> [What is expected]:
Here are some entries; quote each one exactly.

> [Source records]:
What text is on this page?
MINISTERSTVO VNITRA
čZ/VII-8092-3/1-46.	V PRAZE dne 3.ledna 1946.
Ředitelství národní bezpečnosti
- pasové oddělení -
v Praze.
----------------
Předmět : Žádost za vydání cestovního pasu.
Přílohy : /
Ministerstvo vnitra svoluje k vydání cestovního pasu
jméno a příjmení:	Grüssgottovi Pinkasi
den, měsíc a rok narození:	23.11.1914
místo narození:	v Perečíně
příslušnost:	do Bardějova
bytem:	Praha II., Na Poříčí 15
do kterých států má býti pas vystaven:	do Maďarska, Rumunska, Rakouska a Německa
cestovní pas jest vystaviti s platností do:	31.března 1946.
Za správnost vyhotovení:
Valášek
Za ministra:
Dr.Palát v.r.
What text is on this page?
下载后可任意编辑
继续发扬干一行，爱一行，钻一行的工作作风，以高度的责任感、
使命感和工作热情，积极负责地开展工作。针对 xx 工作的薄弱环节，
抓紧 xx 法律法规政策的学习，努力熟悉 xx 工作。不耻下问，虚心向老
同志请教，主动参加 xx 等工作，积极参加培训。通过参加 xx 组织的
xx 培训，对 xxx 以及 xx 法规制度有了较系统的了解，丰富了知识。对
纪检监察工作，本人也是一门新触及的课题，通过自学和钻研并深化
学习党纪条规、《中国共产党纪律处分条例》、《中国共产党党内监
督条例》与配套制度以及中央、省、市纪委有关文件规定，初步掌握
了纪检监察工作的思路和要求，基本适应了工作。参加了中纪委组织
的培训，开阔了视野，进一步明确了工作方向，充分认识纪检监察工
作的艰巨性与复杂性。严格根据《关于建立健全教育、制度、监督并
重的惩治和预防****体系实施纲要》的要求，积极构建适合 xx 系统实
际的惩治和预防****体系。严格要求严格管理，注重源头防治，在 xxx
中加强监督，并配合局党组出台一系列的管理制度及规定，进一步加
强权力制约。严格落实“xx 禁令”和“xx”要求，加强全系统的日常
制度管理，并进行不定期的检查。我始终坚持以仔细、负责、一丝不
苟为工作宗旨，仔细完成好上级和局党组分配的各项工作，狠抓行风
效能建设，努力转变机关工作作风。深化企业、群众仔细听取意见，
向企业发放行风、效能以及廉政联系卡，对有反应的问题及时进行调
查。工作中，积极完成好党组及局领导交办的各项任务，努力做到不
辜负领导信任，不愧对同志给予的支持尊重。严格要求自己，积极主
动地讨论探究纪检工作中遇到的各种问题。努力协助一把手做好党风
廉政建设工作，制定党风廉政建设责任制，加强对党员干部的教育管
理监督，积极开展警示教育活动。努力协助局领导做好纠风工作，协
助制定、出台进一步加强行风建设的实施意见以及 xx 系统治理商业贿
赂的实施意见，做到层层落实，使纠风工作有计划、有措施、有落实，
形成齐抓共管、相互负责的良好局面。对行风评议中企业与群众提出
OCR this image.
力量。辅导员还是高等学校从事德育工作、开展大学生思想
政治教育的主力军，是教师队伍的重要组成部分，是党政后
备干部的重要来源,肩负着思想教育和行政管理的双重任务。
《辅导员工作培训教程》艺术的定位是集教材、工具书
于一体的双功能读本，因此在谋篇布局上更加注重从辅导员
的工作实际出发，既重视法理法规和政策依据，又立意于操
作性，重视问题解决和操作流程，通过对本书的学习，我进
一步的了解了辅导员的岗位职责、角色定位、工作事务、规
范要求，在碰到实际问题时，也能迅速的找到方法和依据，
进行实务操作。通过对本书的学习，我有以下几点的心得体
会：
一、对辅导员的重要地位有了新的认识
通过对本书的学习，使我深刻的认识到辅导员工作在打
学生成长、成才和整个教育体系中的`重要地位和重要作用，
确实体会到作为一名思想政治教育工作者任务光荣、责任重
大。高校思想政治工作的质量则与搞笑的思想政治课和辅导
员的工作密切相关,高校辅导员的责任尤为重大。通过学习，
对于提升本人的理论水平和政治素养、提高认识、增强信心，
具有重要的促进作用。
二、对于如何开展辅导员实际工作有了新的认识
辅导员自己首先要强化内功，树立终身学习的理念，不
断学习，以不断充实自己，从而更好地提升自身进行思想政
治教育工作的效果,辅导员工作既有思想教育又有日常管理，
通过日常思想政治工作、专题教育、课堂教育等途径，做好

> [Problem solution]:
What text is on this page?
MINISTERSTVO VNITRA
čZ/VII-8092-3/1-46.	V PRAZE dne 3.ledna 1946.
Ředitelství národní bezpečnosti
- pasové oddělení -
v Praze.
----------------
Předmět : Žádost za vydání cestovního pasu.
Přílohy : /
Ministerstvo vnitra svoluje k vydání cestovního pasu
jméno a příjmení:	Grüssgottovi Pinkasi
den, měsíc a rok narození:	23.11.1914
místo narození:	v Perečíně
příslušnost:	do Bardějova
bytem:	Praha II., Na Poříčí 15
do kterých států má býti pas vystaven:	do Maďarska, Rumunska, Rakouska a Německa
cestovní pas jest vystaviti s platností do:	31.března 1946.
Za správnost vyhotovení:
Valášek
Za ministra:
Dr.Palát v.r.
What text is on this page?
下载后可任意编辑
继续发扬干一行，爱一行，钻一行的工作作风，以高度的责任感、
使命感和工作热情，积极负责地开展工作。针对 xx 工作的薄弱环节，
抓紧 xx 法律法规政策的学习，努力熟悉 xx 工作。不耻下问，虚心向老
同志请教，主动参加 xx 等工作，积极参加培训。通过参加 xx 组织的
xx 培训，对 xxx 以及 xx 法规制度有了较系统的了解，丰富了知识。对
纪检监察工作，本人也是一门新触及的课题，通过自学和钻研并深化
学习党纪条规、《中国共产党纪律处分条例》、《中国共产党党内监
督条例》与配套制度以及中央、省、市纪委有关文件规定，初步掌握
了纪检监察工作的思路和要求，基本适应了工作。参加了中纪委组织
的培训，开阔了视野，进一步明确了工作方向，充分认识纪检监察工
作的艰巨性与复杂性。严格根据《关于建立健全教育、制度、监督并
重的惩治和预防****体系实施纲要》的要求，积极构建适合 xx 系统实
际的惩治和预防****体系。严格要求严格管理，注重源头防治，在 xxx
中加强监督，并配合局党组出台一系列的管理制度及规定，进一步加
强权力制约。严格落实“xx 禁令”和“xx”要求，加强全系统的日常
制度管理，并进行不定期的检查。我始终坚持以仔细、负责、一丝不
苟为工作宗旨，仔细完成好上级和局党组分配的各项工作，狠抓行风
效能建设，努力转变机关工作作风。深化企业、群众仔细听取意见，
向企业发放行风、效能以及廉政联系卡，对有反应的问题及时进行调
查。工作中，积极完成好党组及局领导交办的各项任务，努力做到不
辜负领导信任，不愧对同志给予的支持尊重。严格要求自己，积极主
动地讨论探究纪检工作中遇到的各种问题。努力协助一把手做好党风
廉政建设工作，制定党风廉政建设责任制，加强对党员干部的教育管
理监督，积极开展警示教育活动。努力协助局领导做好纠风工作，协
助制定、出台进一步加强行风建设的实施意见以及 xx 系统治理商业贿
赂的实施意见，做到层层落实，使纠风工作有计划、有措施、有落实，
形成齐抓共管、相互负责的良好局面。对行风评议中企业与群众提出
OCR this image.
力量。辅导员还是高等学校从事德育工作、开展大学生思想
政治教育的主力军，是教师队伍的重要组成部分，是党政后
备干部的重要来源,肩负着思想教育和行政管理的双重任务。
《辅导员工作培训教程》艺术的定位是集教材、工具书
于一体的双功能读本，因此在谋篇布局上更加注重从辅导员
的工作实际出发，既重视法理法规和政策依据，又立意于操
作性，重视问题解决和操作流程，通过对本书的学习，我进
一步的了解了辅导员的岗位职责、角色定位、工作事务、规
范要求，在碰到实际问题时，也能迅速的找到方法和依据，
进行实务操作。通过对本书的学习，我有以下几点的心得体
会：
一、对辅导员的重要地位有了新的认识
通过对本书的学习，使我深刻的认识到辅导员工作在打
学生成长、成才和整个教育体系中的`重要地位和重要作用，
确实体会到作为一名思想政治教育工作者任务光荣、责任重
大。高校思想政治工作的质量则与搞笑的思想政治课和辅导
员的工作密切相关,高校辅导员的责任尤为重大。通过学习，
对于提升本人的理论水平和政治素养、提高认识、增强信心，
具有重要的促进作用。
二、对于如何开展辅导员实际工作有了新的认识
辅导员自己首先要强化内功，树立终身学习的理念，不
断学习，以不断充实自己，从而更好地提升自身进行思想政
治教育工作的效果,辅导员工作既有思想教育又有日常管理，
通过日常思想政治工作、专题教育、课堂教育等途径，做好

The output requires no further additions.